RECORD LIST →

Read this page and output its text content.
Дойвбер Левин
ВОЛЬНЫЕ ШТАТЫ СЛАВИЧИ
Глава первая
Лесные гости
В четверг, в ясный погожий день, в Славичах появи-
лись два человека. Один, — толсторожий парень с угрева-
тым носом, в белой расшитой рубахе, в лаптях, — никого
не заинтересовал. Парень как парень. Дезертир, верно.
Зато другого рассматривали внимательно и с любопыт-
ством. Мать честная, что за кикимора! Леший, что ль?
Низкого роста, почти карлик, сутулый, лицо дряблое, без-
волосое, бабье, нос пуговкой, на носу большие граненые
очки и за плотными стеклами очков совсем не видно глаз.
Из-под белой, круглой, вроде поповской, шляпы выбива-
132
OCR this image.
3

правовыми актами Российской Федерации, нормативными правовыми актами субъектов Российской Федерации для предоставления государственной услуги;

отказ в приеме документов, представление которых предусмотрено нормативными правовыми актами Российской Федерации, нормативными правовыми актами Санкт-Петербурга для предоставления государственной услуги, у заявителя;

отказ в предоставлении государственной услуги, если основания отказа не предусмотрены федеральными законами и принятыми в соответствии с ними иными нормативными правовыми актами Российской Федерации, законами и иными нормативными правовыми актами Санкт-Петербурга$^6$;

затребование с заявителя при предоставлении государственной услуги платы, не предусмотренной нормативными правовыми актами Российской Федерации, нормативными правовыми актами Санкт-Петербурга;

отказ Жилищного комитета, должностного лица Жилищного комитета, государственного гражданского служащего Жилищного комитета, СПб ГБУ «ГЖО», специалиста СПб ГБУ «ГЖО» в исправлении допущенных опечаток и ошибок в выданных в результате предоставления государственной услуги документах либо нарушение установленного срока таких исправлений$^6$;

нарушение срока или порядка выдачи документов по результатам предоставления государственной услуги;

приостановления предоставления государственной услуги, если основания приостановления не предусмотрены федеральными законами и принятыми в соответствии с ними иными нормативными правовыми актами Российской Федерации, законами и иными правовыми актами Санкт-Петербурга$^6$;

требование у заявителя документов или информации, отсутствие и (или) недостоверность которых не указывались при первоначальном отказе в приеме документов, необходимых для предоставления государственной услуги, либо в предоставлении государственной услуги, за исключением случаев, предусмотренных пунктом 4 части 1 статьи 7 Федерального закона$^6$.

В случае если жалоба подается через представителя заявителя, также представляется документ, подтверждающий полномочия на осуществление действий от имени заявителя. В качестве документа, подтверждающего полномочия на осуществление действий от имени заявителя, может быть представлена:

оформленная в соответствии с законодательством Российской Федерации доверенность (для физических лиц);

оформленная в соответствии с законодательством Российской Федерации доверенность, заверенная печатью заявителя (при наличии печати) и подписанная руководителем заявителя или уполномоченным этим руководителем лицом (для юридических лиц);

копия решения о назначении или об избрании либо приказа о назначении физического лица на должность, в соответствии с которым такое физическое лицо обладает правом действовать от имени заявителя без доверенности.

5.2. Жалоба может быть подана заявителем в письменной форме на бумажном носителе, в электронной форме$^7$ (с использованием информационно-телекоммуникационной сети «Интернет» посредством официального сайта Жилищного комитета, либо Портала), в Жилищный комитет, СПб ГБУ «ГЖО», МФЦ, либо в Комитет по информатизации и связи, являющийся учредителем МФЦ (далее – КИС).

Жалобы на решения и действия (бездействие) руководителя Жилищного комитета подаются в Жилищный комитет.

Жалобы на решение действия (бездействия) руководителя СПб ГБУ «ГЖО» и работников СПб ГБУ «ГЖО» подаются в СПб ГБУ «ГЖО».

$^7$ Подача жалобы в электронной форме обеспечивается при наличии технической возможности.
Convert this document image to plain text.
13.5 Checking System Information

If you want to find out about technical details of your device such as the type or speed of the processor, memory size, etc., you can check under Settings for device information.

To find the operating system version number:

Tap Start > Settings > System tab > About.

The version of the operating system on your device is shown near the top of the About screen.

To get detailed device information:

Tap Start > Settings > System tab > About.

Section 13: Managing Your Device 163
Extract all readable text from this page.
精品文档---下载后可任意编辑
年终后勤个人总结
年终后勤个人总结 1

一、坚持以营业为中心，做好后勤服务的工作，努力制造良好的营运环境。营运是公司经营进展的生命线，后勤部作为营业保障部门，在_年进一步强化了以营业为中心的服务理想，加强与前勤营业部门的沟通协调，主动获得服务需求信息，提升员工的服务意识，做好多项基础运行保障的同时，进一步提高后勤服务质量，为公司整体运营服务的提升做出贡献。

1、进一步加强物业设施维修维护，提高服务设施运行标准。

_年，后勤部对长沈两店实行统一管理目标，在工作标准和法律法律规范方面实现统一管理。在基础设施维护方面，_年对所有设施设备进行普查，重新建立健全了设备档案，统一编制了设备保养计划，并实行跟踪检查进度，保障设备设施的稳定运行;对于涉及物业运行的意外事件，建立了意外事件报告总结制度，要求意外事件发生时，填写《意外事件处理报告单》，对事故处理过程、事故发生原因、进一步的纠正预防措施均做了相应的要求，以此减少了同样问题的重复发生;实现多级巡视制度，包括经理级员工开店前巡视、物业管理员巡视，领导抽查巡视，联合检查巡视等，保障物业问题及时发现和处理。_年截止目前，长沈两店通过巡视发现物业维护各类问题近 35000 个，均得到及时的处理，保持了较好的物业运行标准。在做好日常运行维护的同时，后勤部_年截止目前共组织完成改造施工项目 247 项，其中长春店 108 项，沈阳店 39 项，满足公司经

JOB → From the preceding material, extract every line exactly.

EXERCISE RESULT →
Read this page and output its text content.
Дойвбер Левин
ВОЛЬНЫЕ ШТАТЫ СЛАВИЧИ
Глава первая
Лесные гости
В четверг, в ясный погожий день, в Славичах появи-
лись два человека. Один, — толсторожий парень с угрева-
тым носом, в белой расшитой рубахе, в лаптях, — никого
не заинтересовал. Парень как парень. Дезертир, верно.
Зато другого рассматривали внимательно и с любопыт-
ством. Мать честная, что за кикимора! Леший, что ль?
Низкого роста, почти карлик, сутулый, лицо дряблое, без-
волосое, бабье, нос пуговкой, на носу большие граненые
очки и за плотными стеклами очков совсем не видно глаз.
Из-под белой, круглой, вроде поповской, шляпы выбива-
132
OCR this image.
3

правовыми актами Российской Федерации, нормативными правовыми актами субъектов Российской Федерации для предоставления государственной услуги;

отказ в приеме документов, представление которых предусмотрено нормативными правовыми актами Российской Федерации, нормативными правовыми актами Санкт-Петербурга для предоставления государственной услуги, у заявителя;

отказ в предоставлении государственной услуги, если основания отказа не предусмотрены федеральными законами и принятыми в соответствии с ними иными нормативными правовыми актами Российской Федерации, законами и иными нормативными правовыми актами Санкт-Петербурга$^6$;

затребование с заявителя при предоставлении государственной услуги платы, не предусмотренной нормативными правовыми актами Российской Федерации, нормативными правовыми актами Санкт-Петербурга;

отказ Жилищного комитета, должностного лица Жилищного комитета, государственного гражданского служащего Жилищного комитета, СПб ГБУ «ГЖО», специалиста СПб ГБУ «ГЖО» в исправлении допущенных опечаток и ошибок в выданных в результате предоставления государственной услуги документах либо нарушение установленного срока таких исправлений$^6$;

нарушение срока или порядка выдачи документов по результатам предоставления государственной услуги;

приостановления предоставления государственной услуги, если основания приостановления не предусмотрены федеральными законами и принятыми в соответствии с ними иными нормативными правовыми актами Российской Федерации, законами и иными правовыми актами Санкт-Петербурга$^6$;

требование у заявителя документов или информации, отсутствие и (или) недостоверность которых не указывались при первоначальном отказе в приеме документов, необходимых для предоставления государственной услуги, либо в предоставлении государственной услуги, за исключением случаев, предусмотренных пунктом 4 части 1 статьи 7 Федерального закона$^6$.

В случае если жалоба подается через представителя заявителя, также представляется документ, подтверждающий полномочия на осуществление действий от имени заявителя. В качестве документа, подтверждающего полномочия на осуществление действий от имени заявителя, может быть представлена:

оформленная в соответствии с законодательством Российской Федерации доверенность (для физических лиц);

оформленная в соответствии с законодательством Российской Федерации доверенность, заверенная печатью заявителя (при наличии печати) и подписанная руководителем заявителя или уполномоченным этим руководителем лицом (для юридических лиц);

копия решения о назначении или об избрании либо приказа о назначении физического лица на должность, в соответствии с которым такое физическое лицо обладает правом действовать от имени заявителя без доверенности.

5.2. Жалоба может быть подана заявителем в письменной форме на бумажном носителе, в электронной форме$^7$ (с использованием информационно-телекоммуникационной сети «Интернет» посредством официального сайта Жилищного комитета, либо Портала), в Жилищный комитет, СПб ГБУ «ГЖО», МФЦ, либо в Комитет по информатизации и связи, являющийся учредителем МФЦ (далее – КИС).

Жалобы на решения и действия (бездействие) руководителя Жилищного комитета подаются в Жилищный комитет.

Жалобы на решение действия (бездействия) руководителя СПб ГБУ «ГЖО» и работников СПб ГБУ «ГЖО» подаются в СПб ГБУ «ГЖО».

$^7$ Подача жалобы в электронной форме обеспечивается при наличии технической возможности.
Convert this document image to plain text.
13.5 Checking System Information

If you want to find out about technical details of your device such as the type or speed of the processor, memory size, etc., you can check under Settings for device information.

To find the operating system version number:

Tap Start > Settings > System tab > About.

The version of the operating system on your device is shown near the top of the About screen.

To get detailed device information:

Tap Start > Settings > System tab > About.

Section 13: Managing Your Device 163
Extract all readable text from this page.
精品文档---下载后可任意编辑
年终后勤个人总结
年终后勤个人总结 1

一、坚持以营业为中心，做好后勤服务的工作，努力制造良好的营运环境。营运是公司经营进展的生命线，后勤部作为营业保障部门，在_年进一步强化了以营业为中心的服务理想，加强与前勤营业部门的沟通协调，主动获得服务需求信息，提升员工的服务意识，做好多项基础运行保障的同时，进一步提高后勤服务质量，为公司整体运营服务的提升做出贡献。

1、进一步加强物业设施维修维护，提高服务设施运行标准。

_年，后勤部对长沈两店实行统一管理目标，在工作标准和法律法律规范方面实现统一管理。在基础设施维护方面，_年对所有设施设备进行普查，重新建立健全了设备档案，统一编制了设备保养计划，并实行跟踪检查进度，保障设备设施的稳定运行;对于涉及物业运行的意外事件，建立了意外事件报告总结制度，要求意外事件发生时，填写《意外事件处理报告单》，对事故处理过程、事故发生原因、进一步的纠正预防措施均做了相应的要求，以此减少了同样问题的重复发生;实现多级巡视制度，包括经理级员工开店前巡视、物业管理员巡视，领导抽查巡视，联合检查巡视等，保障物业问题及时发现和处理。_年截止目前，长沈两店通过巡视发现物业维护各类问题近 35000 个，均得到及时的处理，保持了较好的物业运行标准。在做好日常运行维护的同时，后勤部_年截止目前共组织完成改造施工项目 247 项，其中长春店 108 项，沈阳店 39 项，满足公司经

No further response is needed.